### What is needed
Extract every line below that contains the word "Occurrences".

####################

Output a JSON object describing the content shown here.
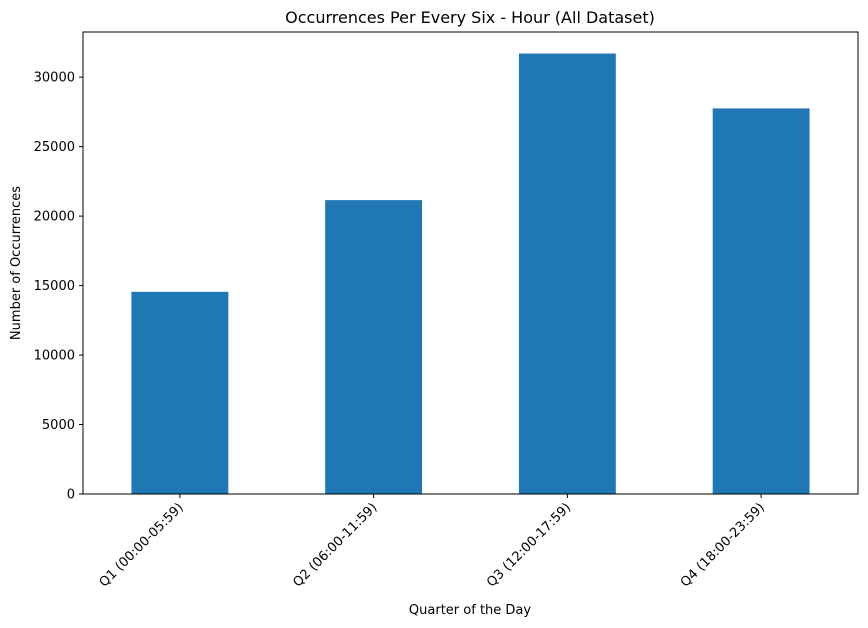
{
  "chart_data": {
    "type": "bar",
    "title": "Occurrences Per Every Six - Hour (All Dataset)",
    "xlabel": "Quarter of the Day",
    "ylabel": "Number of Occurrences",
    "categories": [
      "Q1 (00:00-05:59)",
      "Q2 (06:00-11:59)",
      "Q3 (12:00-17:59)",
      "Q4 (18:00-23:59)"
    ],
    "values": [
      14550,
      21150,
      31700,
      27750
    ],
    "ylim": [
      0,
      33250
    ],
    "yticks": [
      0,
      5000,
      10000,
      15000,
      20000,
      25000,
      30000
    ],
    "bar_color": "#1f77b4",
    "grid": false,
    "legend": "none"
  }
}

####################

### Complete answer
    "title": "Occurrences Per Every Six - Hour (All Dataset)",
    "ylabel": "Number of Occurrences",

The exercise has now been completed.